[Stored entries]
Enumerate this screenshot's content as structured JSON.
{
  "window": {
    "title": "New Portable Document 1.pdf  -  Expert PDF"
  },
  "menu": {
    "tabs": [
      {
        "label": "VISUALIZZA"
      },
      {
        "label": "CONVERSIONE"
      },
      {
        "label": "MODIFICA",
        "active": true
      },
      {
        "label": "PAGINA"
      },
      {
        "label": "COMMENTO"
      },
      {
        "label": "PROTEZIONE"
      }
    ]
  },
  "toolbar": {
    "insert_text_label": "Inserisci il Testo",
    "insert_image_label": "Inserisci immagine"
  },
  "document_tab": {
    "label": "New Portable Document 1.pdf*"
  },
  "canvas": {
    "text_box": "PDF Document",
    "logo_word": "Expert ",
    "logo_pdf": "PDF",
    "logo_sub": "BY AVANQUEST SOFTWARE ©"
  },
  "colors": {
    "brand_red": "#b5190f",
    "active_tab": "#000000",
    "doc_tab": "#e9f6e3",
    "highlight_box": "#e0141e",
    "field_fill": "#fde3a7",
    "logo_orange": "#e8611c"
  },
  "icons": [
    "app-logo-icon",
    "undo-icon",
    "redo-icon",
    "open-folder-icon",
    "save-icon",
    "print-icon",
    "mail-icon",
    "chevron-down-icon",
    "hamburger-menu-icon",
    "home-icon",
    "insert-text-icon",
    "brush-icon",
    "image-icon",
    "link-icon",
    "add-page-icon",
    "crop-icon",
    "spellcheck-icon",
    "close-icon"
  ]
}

WHAT IS REQUIRED => Every line that holds the string "Inserisci" should be returned.

THE OUTPUT =>
    "insert_text_label": "Inserisci il Testo",
    "insert_image_label": "Inserisci immagine"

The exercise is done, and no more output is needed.